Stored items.
######
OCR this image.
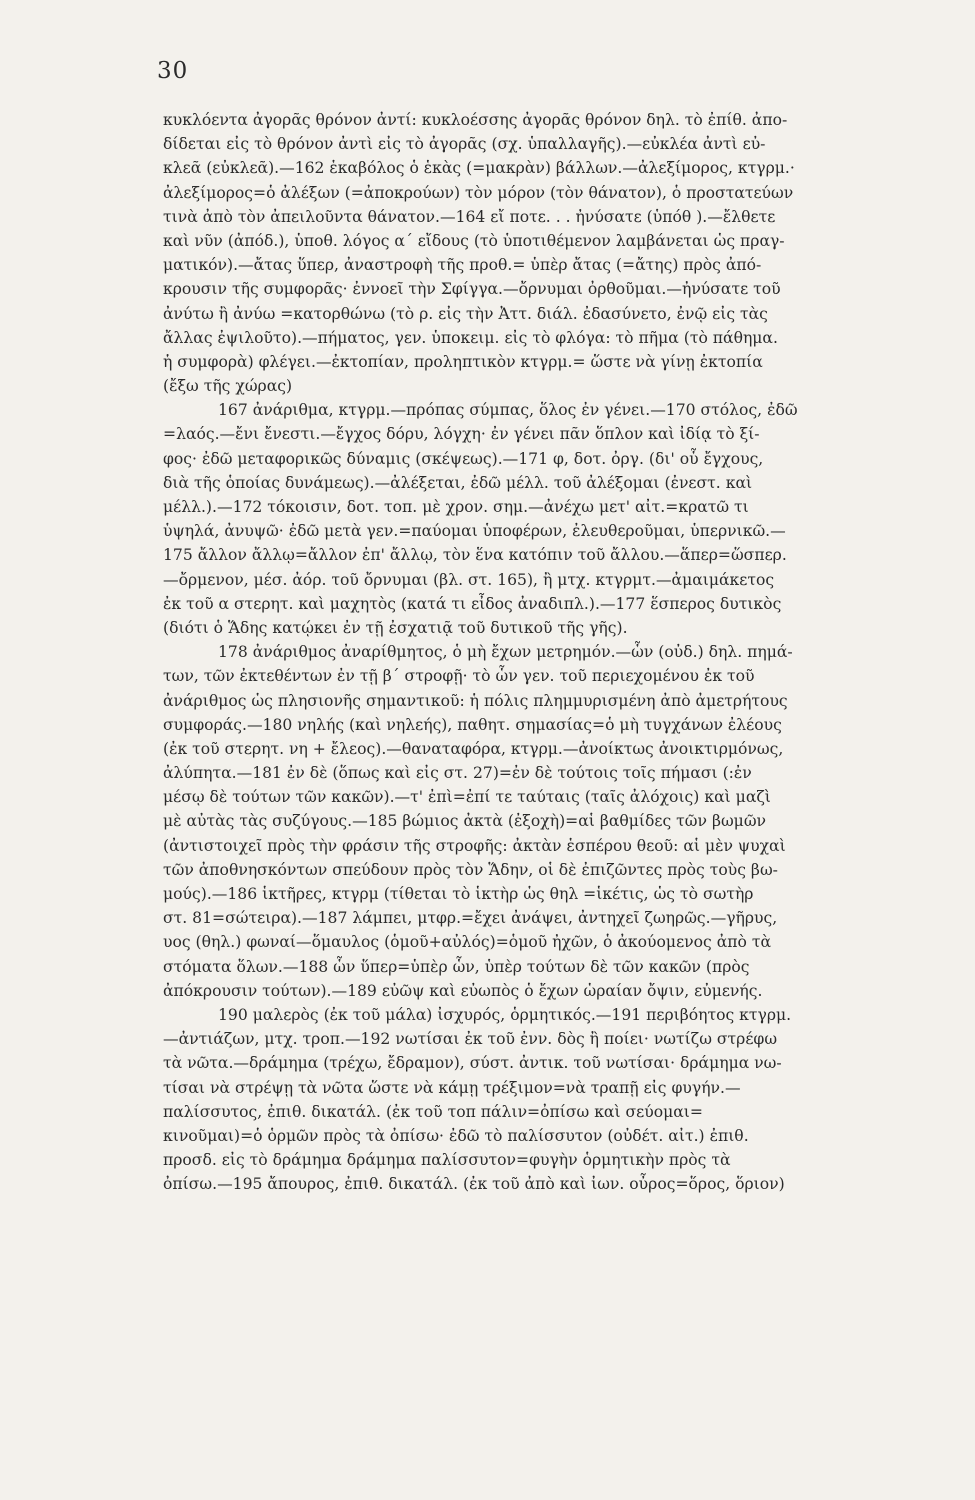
30
κυκλόεντα ἀγορᾶς θρόνον ἀντί: κυκλοέσσης ἀγορᾶς θρόνον δηλ. τὸ ἐπίθ. ἀπο-
δίδεται εἰς τὸ θρόνον ἀντὶ εἰς τὸ ἀγορᾶς (σχ. ὑπαλλαγῆς).—εὐκλέα ἀντὶ εὐ-
κλεᾶ (εὐκλεᾶ).—162 ἑκαβόλος ὁ ἑκὰς (=μακρὰν) βάλλων.—ἀλεξίμορος, κτγρμ.·
ἀλεξίμορος=ὁ ἀλέξων (=ἀποκρούων) τὸν μόρον (τὸν θάνατον), ὁ προστατεύων
τινὰ ἀπὸ τὸν ἀπειλοῦντα θάνατον.—164 εἴ ποτε. . . ἠνύσατε (ὑπόθ ).—ἔλθετε
καὶ νῦν (ἀπόδ.), ὑποθ. λόγος α΄ εἴδους (τὸ ὑποτιθέμενον λαμβάνεται ὡς πραγ-
ματικόν).—ἄτας ὕπερ, ἀναστροφὴ τῆς προθ.= ὑπὲρ ἄτας (=ἄτης) πρὸς ἀπό-
κρουσιν τῆς συμφορᾶς· ἐννοεῖ τὴν Σφίγγα.—ὄρνυμαι ὀρθοῦμαι.—ἠνύσατε τοῦ
ἀνύτω ἢ ἀνύω =κατορθώνω (τὸ ρ. εἰς τὴν Ἀττ. διάλ. ἐδασύνετο, ἐνῷ εἰς τὰς
ἄλλας ἐψιλοῦτο).—πήματος, γεν. ὑποκειμ. εἰς τὸ φλόγα: τὸ πῆμα (τὸ πάθημα.
ἡ συμφορὰ) φλέγει.—ἐκτοπίαν, προληπτικὸν κτγρμ.= ὥστε νὰ γίνῃ ἐκτοπία
(ἔξω τῆς χώρας)
167 ἀνάριθμα, κτγρμ.—πρόπας σύμπας, ὅλος ἐν γένει.—170 στόλος, ἐδῶ
=λαός.—ἔνι ἔνεστι.—ἔγχος δόρυ, λόγχη· ἐν γένει πᾶν ὅπλον καὶ ἰδίᾳ τὸ ξί-
φος· ἐδῶ μεταφορικῶς δύναμις (σκέψεως).—171 φ, δοτ. ὀργ. (δι' οὗ ἔγχους,
διὰ τῆς ὁποίας δυνάμεως).—ἀλέξεται, ἐδῶ μέλλ. τοῦ ἀλέξομαι (ἐνεστ. καὶ
μέλλ.).—172 τόκοισιν, δοτ. τοπ. μὲ χρον. σημ.—ἀνέχω μετ' αἰτ.=κρατῶ τι
ὑψηλά, ἀνυψῶ· ἐδῶ μετὰ γεν.=παύομαι ὑποφέρων, ἐλευθεροῦμαι, ὑπερνικῶ.—
175 ἄλλον ἄλλῳ=ἄλλον ἐπ' ἄλλῳ, τὸν ἕνα κατόπιν τοῦ ἄλλου.—ἅπερ=ὥσπερ.
—ὄρμενον, μέσ. ἀόρ. τοῦ ὄρνυμαι (βλ. στ. 165), ἢ μτχ. κτγρμτ.—ἀμαιμάκετος
ἐκ τοῦ α στερητ. καὶ μαχητὸς (κατά τι εἶδος ἀναδιπλ.).—177 ἕσπερος δυτικὸς
(διότι ὁ Ἅδης κατῴκει ἐν τῇ ἐσχατιᾷ τοῦ δυτικοῦ τῆς γῆς).
178 ἀνάριθμος ἀναρίθμητος, ὁ μὴ ἔχων μετρημόν.—ὧν (οὐδ.) δηλ. πημά-
των, τῶν ἐκτεθέντων ἐν τῇ β΄ στροφῇ· τὸ ὧν γεν. τοῦ περιεχομένου ἐκ τοῦ
ἀνάριθμος ὡς πλησιονῆς σημαντικοῦ: ἡ πόλις πλημμυρισμένη ἀπὸ ἀμετρήτους
συμφοράς.—180 νηλής (καὶ νηλεής), παθητ. σημασίας=ὁ μὴ τυγχάνων ἐλέους
(ἐκ τοῦ στερητ. νη + ἔλεος).—θαναταφόρα, κτγρμ.—ἀνοίκτως ἀνοικτιρμόνως,
ἀλύπητα.—181 ἐν δὲ (ὅπως καὶ εἰς στ. 27)=ἐν δὲ τούτοις τοῖς πήμασι (:ἐν
μέσῳ δὲ τούτων τῶν κακῶν).—τ' ἐπὶ=ἐπί τε ταύταις (ταῖς ἀλόχοις) καὶ μαζὶ
μὲ αὐτὰς τὰς συζύγους.—185 βώμιος ἀκτὰ (ἐξοχὴ)=αἱ βαθμίδες τῶν βωμῶν
(ἀντιστοιχεῖ πρὸς τὴν φράσιν τῆς στροφῆς: ἀκτὰν ἑσπέρου θεοῦ: αἱ μὲν ψυχαὶ
τῶν ἀποθνησκόντων σπεύδουν πρὸς τὸν Ἅδην, οἱ δὲ ἐπιζῶντες πρὸς τοὺς βω-
μούς).—186 ἱκτῆρες, κτγρμ (τίθεται τὸ ἱκτὴρ ὡς θηλ =ἱκέτις, ὡς τὸ σωτὴρ
στ. 81=σώτειρα).—187 λάμπει, μτφρ.=ἔχει ἀνάψει, ἀντηχεῖ ζωηρῶς.—γῆρυς,
υος (θηλ.) φωναί—ὅμαυλος (ὁμοῦ+αὐλός)=ὁμοῦ ἠχῶν, ὁ ἀκούομενος ἀπὸ τὰ
στόματα ὅλων.—188 ὧν ὕπερ=ὑπὲρ ὧν, ὑπὲρ τούτων δὲ τῶν κακῶν (πρὸς
ἀπόκρουσιν τούτων).—189 εὐῶψ καὶ εὐωπὸς ὁ ἔχων ὡραίαν ὄψιν, εὐμενής.
190 μαλερὸς (ἐκ τοῦ μάλα) ἰσχυρός, ὁρμητικός.—191 περιβόητος κτγρμ.
—ἀντιάζων, μτχ. τροπ.—192 νωτίσαι ἐκ τοῦ ἐνν. δὸς ἢ ποίει· νωτίζω στρέφω
τὰ νῶτα.—δράμημα (τρέχω, ἔδραμον), σύστ. ἀντικ. τοῦ νωτίσαι· δράμημα νω-
τίσαι νὰ στρέψῃ τὰ νῶτα ὥστε νὰ κάμῃ τρέξιμον=νὰ τραπῇ εἰς φυγήν.—
παλίσσυτος, ἐπιθ. δικατάλ. (ἐκ τοῦ τοπ πάλιν=ὀπίσω καὶ σεύομαι=
κινοῦμαι)=ὁ ὁρμῶν πρὸς τὰ ὀπίσω· ἐδῶ τὸ παλίσσυτον (οὐδέτ. αἰτ.) ἐπιθ.
προσδ. εἰς τὸ δράμημα δράμημα παλίσσυτον=φυγὴν ὁρμητικὴν πρὸς τὰ
ὀπίσω.—195 ἄπουρος, ἐπιθ. δικατάλ. (ἐκ τοῦ ἀπὸ καὶ ἰων. οὖρος=ὅρος, ὅριον)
######
Restate the whole listing above exactly, please, omitting every image.

OCR this image.
30
κυκλόεντα ἀγορᾶς θρόνον ἀντί: κυκλοέσσης ἀγορᾶς θρόνον δηλ. τὸ ἐπίθ. ἀπο-
δίδεται εἰς τὸ θρόνον ἀντὶ εἰς τὸ ἀγορᾶς (σχ. ὑπαλλαγῆς).—εὐκλέα ἀντὶ εὐ-
κλεᾶ (εὐκλεᾶ).—162 ἑκαβόλος ὁ ἑκὰς (=μακρὰν) βάλλων.—ἀλεξίμορος, κτγρμ.·
ἀλεξίμορος=ὁ ἀλέξων (=ἀποκρούων) τὸν μόρον (τὸν θάνατον), ὁ προστατεύων
τινὰ ἀπὸ τὸν ἀπειλοῦντα θάνατον.—164 εἴ ποτε. . . ἠνύσατε (ὑπόθ ).—ἔλθετε
καὶ νῦν (ἀπόδ.), ὑποθ. λόγος α΄ εἴδους (τὸ ὑποτιθέμενον λαμβάνεται ὡς πραγ-
ματικόν).—ἄτας ὕπερ, ἀναστροφὴ τῆς προθ.= ὑπὲρ ἄτας (=ἄτης) πρὸς ἀπό-
κρουσιν τῆς συμφορᾶς· ἐννοεῖ τὴν Σφίγγα.—ὄρνυμαι ὀρθοῦμαι.—ἠνύσατε τοῦ
ἀνύτω ἢ ἀνύω =κατορθώνω (τὸ ρ. εἰς τὴν Ἀττ. διάλ. ἐδασύνετο, ἐνῷ εἰς τὰς
ἄλλας ἐψιλοῦτο).—πήματος, γεν. ὑποκειμ. εἰς τὸ φλόγα: τὸ πῆμα (τὸ πάθημα.
ἡ συμφορὰ) φλέγει.—ἐκτοπίαν, προληπτικὸν κτγρμ.= ὥστε νὰ γίνῃ ἐκτοπία
(ἔξω τῆς χώρας)
167 ἀνάριθμα, κτγρμ.—πρόπας σύμπας, ὅλος ἐν γένει.—170 στόλος, ἐδῶ
=λαός.—ἔνι ἔνεστι.—ἔγχος δόρυ, λόγχη· ἐν γένει πᾶν ὅπλον καὶ ἰδίᾳ τὸ ξί-
φος· ἐδῶ μεταφορικῶς δύναμις (σκέψεως).—171 φ, δοτ. ὀργ. (δι' οὗ ἔγχους,
διὰ τῆς ὁποίας δυνάμεως).—ἀλέξεται, ἐδῶ μέλλ. τοῦ ἀλέξομαι (ἐνεστ. καὶ
μέλλ.).—172 τόκοισιν, δοτ. τοπ. μὲ χρον. σημ.—ἀνέχω μετ' αἰτ.=κρατῶ τι
ὑψηλά, ἀνυψῶ· ἐδῶ μετὰ γεν.=παύομαι ὑποφέρων, ἐλευθεροῦμαι, ὑπερνικῶ.—
175 ἄλλον ἄλλῳ=ἄλλον ἐπ' ἄλλῳ, τὸν ἕνα κατόπιν τοῦ ἄλλου.—ἅπερ=ὥσπερ.
—ὄρμενον, μέσ. ἀόρ. τοῦ ὄρνυμαι (βλ. στ. 165), ἢ μτχ. κτγρμτ.—ἀμαιμάκετος
ἐκ τοῦ α στερητ. καὶ μαχητὸς (κατά τι εἶδος ἀναδιπλ.).—177 ἕσπερος δυτικὸς
(διότι ὁ Ἅδης κατῴκει ἐν τῇ ἐσχατιᾷ τοῦ δυτικοῦ τῆς γῆς).
178 ἀνάριθμος ἀναρίθμητος, ὁ μὴ ἔχων μετρημόν.—ὧν (οὐδ.) δηλ. πημά-
των, τῶν ἐκτεθέντων ἐν τῇ β΄ στροφῇ· τὸ ὧν γεν. τοῦ περιεχομένου ἐκ τοῦ
ἀνάριθμος ὡς πλησιονῆς σημαντικοῦ: ἡ πόλις πλημμυρισμένη ἀπὸ ἀμετρήτους
συμφοράς.—180 νηλής (καὶ νηλεής), παθητ. σημασίας=ὁ μὴ τυγχάνων ἐλέους
(ἐκ τοῦ στερητ. νη + ἔλεος).—θαναταφόρα, κτγρμ.—ἀνοίκτως ἀνοικτιρμόνως,
ἀλύπητα.—181 ἐν δὲ (ὅπως καὶ εἰς στ. 27)=ἐν δὲ τούτοις τοῖς πήμασι (:ἐν
μέσῳ δὲ τούτων τῶν κακῶν).—τ' ἐπὶ=ἐπί τε ταύταις (ταῖς ἀλόχοις) καὶ μαζὶ
μὲ αὐτὰς τὰς συζύγους.—185 βώμιος ἀκτὰ (ἐξοχὴ)=αἱ βαθμίδες τῶν βωμῶν
(ἀντιστοιχεῖ πρὸς τὴν φράσιν τῆς στροφῆς: ἀκτὰν ἑσπέρου θεοῦ: αἱ μὲν ψυχαὶ
τῶν ἀποθνησκόντων σπεύδουν πρὸς τὸν Ἅδην, οἱ δὲ ἐπιζῶντες πρὸς τοὺς βω-
μούς).—186 ἱκτῆρες, κτγρμ (τίθεται τὸ ἱκτὴρ ὡς θηλ =ἱκέτις, ὡς τὸ σωτὴρ
στ. 81=σώτειρα).—187 λάμπει, μτφρ.=ἔχει ἀνάψει, ἀντηχεῖ ζωηρῶς.—γῆρυς,
υος (θηλ.) φωναί—ὅμαυλος (ὁμοῦ+αὐλός)=ὁμοῦ ἠχῶν, ὁ ἀκούομενος ἀπὸ τὰ
στόματα ὅλων.—188 ὧν ὕπερ=ὑπὲρ ὧν, ὑπὲρ τούτων δὲ τῶν κακῶν (πρὸς
ἀπόκρουσιν τούτων).—189 εὐῶψ καὶ εὐωπὸς ὁ ἔχων ὡραίαν ὄψιν, εὐμενής.
190 μαλερὸς (ἐκ τοῦ μάλα) ἰσχυρός, ὁρμητικός.—191 περιβόητος κτγρμ.
—ἀντιάζων, μτχ. τροπ.—192 νωτίσαι ἐκ τοῦ ἐνν. δὸς ἢ ποίει· νωτίζω στρέφω
τὰ νῶτα.—δράμημα (τρέχω, ἔδραμον), σύστ. ἀντικ. τοῦ νωτίσαι· δράμημα νω-
τίσαι νὰ στρέψῃ τὰ νῶτα ὥστε νὰ κάμῃ τρέξιμον=νὰ τραπῇ εἰς φυγήν.—
παλίσσυτος, ἐπιθ. δικατάλ. (ἐκ τοῦ τοπ πάλιν=ὀπίσω καὶ σεύομαι=
κινοῦμαι)=ὁ ὁρμῶν πρὸς τὰ ὀπίσω· ἐδῶ τὸ παλίσσυτον (οὐδέτ. αἰτ.) ἐπιθ.
προσδ. εἰς τὸ δράμημα δράμημα παλίσσυτον=φυγὴν ὁρμητικὴν πρὸς τὰ
ὀπίσω.—195 ἄπουρος, ἐπιθ. δικατάλ. (ἐκ τοῦ ἀπὸ καὶ ἰων. οὖρος=ὅρος, ὅριον)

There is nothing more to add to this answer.